(Stored items)
···

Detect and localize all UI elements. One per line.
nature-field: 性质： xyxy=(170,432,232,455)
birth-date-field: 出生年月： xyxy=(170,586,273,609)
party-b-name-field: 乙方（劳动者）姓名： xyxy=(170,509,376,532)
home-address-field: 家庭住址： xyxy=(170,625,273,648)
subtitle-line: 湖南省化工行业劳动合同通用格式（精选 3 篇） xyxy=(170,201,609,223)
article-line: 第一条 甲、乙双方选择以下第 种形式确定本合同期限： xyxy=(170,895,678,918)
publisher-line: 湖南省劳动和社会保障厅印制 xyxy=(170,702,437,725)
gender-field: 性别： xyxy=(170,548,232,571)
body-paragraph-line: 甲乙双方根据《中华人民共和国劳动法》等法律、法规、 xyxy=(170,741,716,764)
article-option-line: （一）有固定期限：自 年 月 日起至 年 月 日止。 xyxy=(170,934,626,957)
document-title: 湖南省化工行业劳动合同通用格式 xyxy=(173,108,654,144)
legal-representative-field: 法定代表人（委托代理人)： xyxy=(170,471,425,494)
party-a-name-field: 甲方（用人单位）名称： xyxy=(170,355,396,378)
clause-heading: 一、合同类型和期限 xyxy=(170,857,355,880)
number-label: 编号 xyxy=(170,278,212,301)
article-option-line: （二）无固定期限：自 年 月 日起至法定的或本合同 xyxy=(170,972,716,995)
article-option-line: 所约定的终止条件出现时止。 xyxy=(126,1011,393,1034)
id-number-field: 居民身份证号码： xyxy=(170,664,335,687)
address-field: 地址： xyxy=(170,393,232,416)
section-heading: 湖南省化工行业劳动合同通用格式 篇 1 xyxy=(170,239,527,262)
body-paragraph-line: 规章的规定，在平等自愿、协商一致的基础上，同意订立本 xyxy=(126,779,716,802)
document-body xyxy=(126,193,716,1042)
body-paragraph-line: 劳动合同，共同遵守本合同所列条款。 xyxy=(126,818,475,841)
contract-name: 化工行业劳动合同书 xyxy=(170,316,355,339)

···

Required task ::
Copy every line of the listing above word for word, with nothing changed.

Task answer ::
Detect and localize all UI elements. One per line.
nature-field: 性质： xyxy=(170,432,232,455)
birth-date-field: 出生年月： xyxy=(170,586,273,609)
party-b-name-field: 乙方（劳动者）姓名： xyxy=(170,509,376,532)
home-address-field: 家庭住址： xyxy=(170,625,273,648)
subtitle-line: 湖南省化工行业劳动合同通用格式（精选 3 篇） xyxy=(170,201,609,223)
article-line: 第一条 甲、乙双方选择以下第 种形式确定本合同期限： xyxy=(170,895,678,918)
publisher-line: 湖南省劳动和社会保障厅印制 xyxy=(170,702,437,725)
gender-field: 性别： xyxy=(170,548,232,571)
body-paragraph-line: 甲乙双方根据《中华人民共和国劳动法》等法律、法规、 xyxy=(170,741,716,764)
article-option-line: （一）有固定期限：自 年 月 日起至 年 月 日止。 xyxy=(170,934,626,957)
document-title: 湖南省化工行业劳动合同通用格式 xyxy=(173,108,654,144)
legal-representative-field: 法定代表人（委托代理人)： xyxy=(170,471,425,494)
party-a-name-field: 甲方（用人单位）名称： xyxy=(170,355,396,378)
clause-heading: 一、合同类型和期限 xyxy=(170,857,355,880)
number-label: 编号 xyxy=(170,278,212,301)
article-option-line: （二）无固定期限：自 年 月 日起至法定的或本合同 xyxy=(170,972,716,995)
article-option-line: 所约定的终止条件出现时止。 xyxy=(126,1011,393,1034)
id-number-field: 居民身份证号码： xyxy=(170,664,335,687)
address-field: 地址： xyxy=(170,393,232,416)
section-heading: 湖南省化工行业劳动合同通用格式 篇 1 xyxy=(170,239,527,262)
body-paragraph-line: 规章的规定，在平等自愿、协商一致的基础上，同意订立本 xyxy=(126,779,716,802)
document-body xyxy=(126,193,716,1042)
body-paragraph-line: 劳动合同，共同遵守本合同所列条款。 xyxy=(126,818,475,841)
contract-name: 化工行业劳动合同书 xyxy=(170,316,355,339)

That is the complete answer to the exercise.